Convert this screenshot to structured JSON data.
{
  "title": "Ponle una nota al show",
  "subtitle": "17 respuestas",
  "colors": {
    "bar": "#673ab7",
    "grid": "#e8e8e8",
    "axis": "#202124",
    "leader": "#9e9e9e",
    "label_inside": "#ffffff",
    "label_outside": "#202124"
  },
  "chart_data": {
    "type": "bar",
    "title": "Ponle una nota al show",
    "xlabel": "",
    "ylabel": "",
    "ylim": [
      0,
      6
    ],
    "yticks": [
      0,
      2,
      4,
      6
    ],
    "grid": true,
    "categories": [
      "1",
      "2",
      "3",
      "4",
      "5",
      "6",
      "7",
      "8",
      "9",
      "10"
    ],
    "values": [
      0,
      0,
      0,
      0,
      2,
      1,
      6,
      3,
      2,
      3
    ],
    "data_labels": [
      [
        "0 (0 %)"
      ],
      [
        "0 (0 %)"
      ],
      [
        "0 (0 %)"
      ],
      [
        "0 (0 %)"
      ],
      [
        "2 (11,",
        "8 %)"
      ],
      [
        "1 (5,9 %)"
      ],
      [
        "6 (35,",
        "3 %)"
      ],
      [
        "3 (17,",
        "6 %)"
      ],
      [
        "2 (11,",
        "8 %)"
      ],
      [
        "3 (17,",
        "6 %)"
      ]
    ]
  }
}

+---+

• _REQUIREMENTS_
Copy each line holding the word "nota" from the listing above.

• _REPLY_
  "title": "Ponle una nota al show",
    "title": "Ponle una nota al show",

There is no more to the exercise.